> ROWS:
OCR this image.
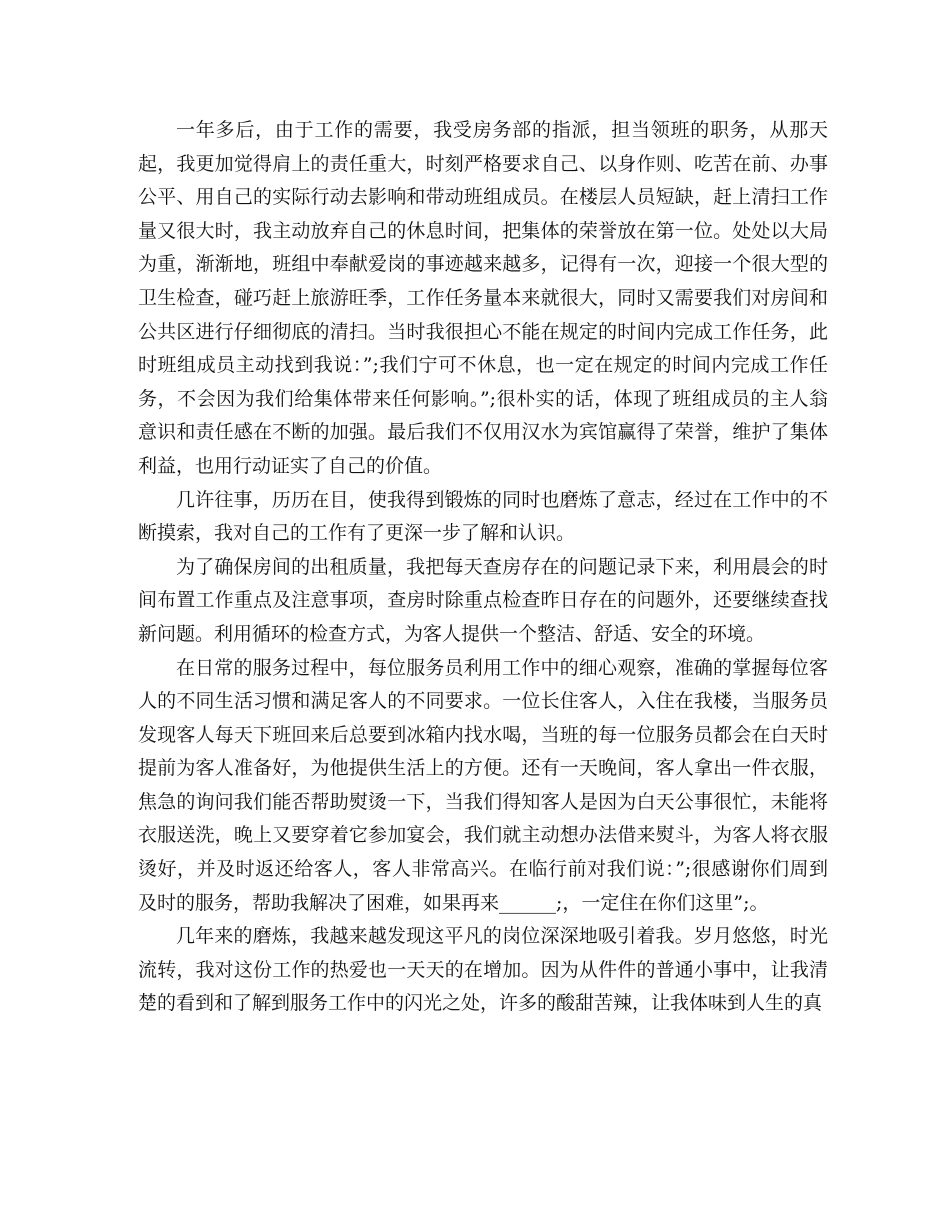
一年多后，由于工作的需要，我受房务部的指派，担当领班的职务，从那天起，我更加觉得肩上的责任重大，时刻严格要求自己、以身作则、吃苦在前、办事公平、用自己的实际行动去影响和带动班组成员。在楼层人员短缺，赶上清扫工作量又很大时，我主动放弃自己的休息时间，把集体的荣誉放在第一位。处处以大局为重，渐渐地，班组中奉献爱岗的事迹越来越多，记得有一次，迎接一个很大型的卫生检查，碰巧赶上旅游旺季，工作任务量本来就很大，同时又需要我们对房间和公共区进行仔细彻底的清扫。当时我很担心不能在规定的时间内完成工作任务，此时班组成员主动找到我说：”;我们宁可不休息，也一定在规定的时间内完成工作任务，不会因为我们给集体带来任何影响。”;很朴实的话，体现了班组成员的主人翁意识和责任感在不断的加强。最后我们不仅用汉水为宾馆赢得了荣誉，维护了集体利益，也用行动证实了自己的价值。

几许往事，历历在目，使我得到锻炼的同时也磨炼了意志，经过在工作中的不断摸索，我对自己的工作有了更深一步了解和认识。

为了确保房间的出租质量，我把每天查房存在的问题记录下来，利用晨会的时间布置工作重点及注意事项，查房时除重点检查昨日存在的问题外，还要继续查找新问题。利用循环的检查方式，为客人提供一个整洁、舒适、安全的环境。

在日常的服务过程中，每位服务员利用工作中的细心观察，准确的掌握每位客人的不同生活习惯和满足客人的不同要求。一位长住客人，入住在我楼，当服务员发现客人每天下班回来后总要到冰箱内找水喝，当班的每一位服务员都会在白天时提前为客人准备好，为他提供生活上的方便。还有一天晚间，客人拿出一件衣服，焦急的询问我们能否帮助熨烫一下，当我们得知客人是因为白天公事很忙，未能将衣服送洗，晚上又要穿着它参加宴会，我们就主动想办法借来熨斗，为客人将衣服烫好，并及时返还给客人，客人非常高兴。在临行前对我们说：”;很感谢你们周到及时的服务，帮助我解决了困难，如果再来______;，一定住在你们这里”;。

几年来的磨炼，我越来越发现这平凡的岗位深深地吸引着我。岁月悠悠，时光流转，我对这份工作的热爱也一天天的在增加。因为从件件的普通小事中，让我清楚的看到和了解到服务工作中的闪光之处，许多的酸甜苦辣，让我体味到人生的真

> EXERCISE: Repeat the material above verbatim, with no pictures in the output.

> THE ANSWER:
OCR this image.
一年多后，由于工作的需要，我受房务部的指派，担当领班的职务，从那天起，我更加觉得肩上的责任重大，时刻严格要求自己、以身作则、吃苦在前、办事公平、用自己的实际行动去影响和带动班组成员。在楼层人员短缺，赶上清扫工作量又很大时，我主动放弃自己的休息时间，把集体的荣誉放在第一位。处处以大局为重，渐渐地，班组中奉献爱岗的事迹越来越多，记得有一次，迎接一个很大型的卫生检查，碰巧赶上旅游旺季，工作任务量本来就很大，同时又需要我们对房间和公共区进行仔细彻底的清扫。当时我很担心不能在规定的时间内完成工作任务，此时班组成员主动找到我说：”;我们宁可不休息，也一定在规定的时间内完成工作任务，不会因为我们给集体带来任何影响。”;很朴实的话，体现了班组成员的主人翁意识和责任感在不断的加强。最后我们不仅用汉水为宾馆赢得了荣誉，维护了集体利益，也用行动证实了自己的价值。

几许往事，历历在目，使我得到锻炼的同时也磨炼了意志，经过在工作中的不断摸索，我对自己的工作有了更深一步了解和认识。

为了确保房间的出租质量，我把每天查房存在的问题记录下来，利用晨会的时间布置工作重点及注意事项，查房时除重点检查昨日存在的问题外，还要继续查找新问题。利用循环的检查方式，为客人提供一个整洁、舒适、安全的环境。

在日常的服务过程中，每位服务员利用工作中的细心观察，准确的掌握每位客人的不同生活习惯和满足客人的不同要求。一位长住客人，入住在我楼，当服务员发现客人每天下班回来后总要到冰箱内找水喝，当班的每一位服务员都会在白天时提前为客人准备好，为他提供生活上的方便。还有一天晚间，客人拿出一件衣服，焦急的询问我们能否帮助熨烫一下，当我们得知客人是因为白天公事很忙，未能将衣服送洗，晚上又要穿着它参加宴会，我们就主动想办法借来熨斗，为客人将衣服烫好，并及时返还给客人，客人非常高兴。在临行前对我们说：”;很感谢你们周到及时的服务，帮助我解决了困难，如果再来______;，一定住在你们这里”;。

几年来的磨炼，我越来越发现这平凡的岗位深深地吸引着我。岁月悠悠，时光流转，我对这份工作的热爱也一天天的在增加。因为从件件的普通小事中，让我清楚的看到和了解到服务工作中的闪光之处，许多的酸甜苦辣，让我体味到人生的真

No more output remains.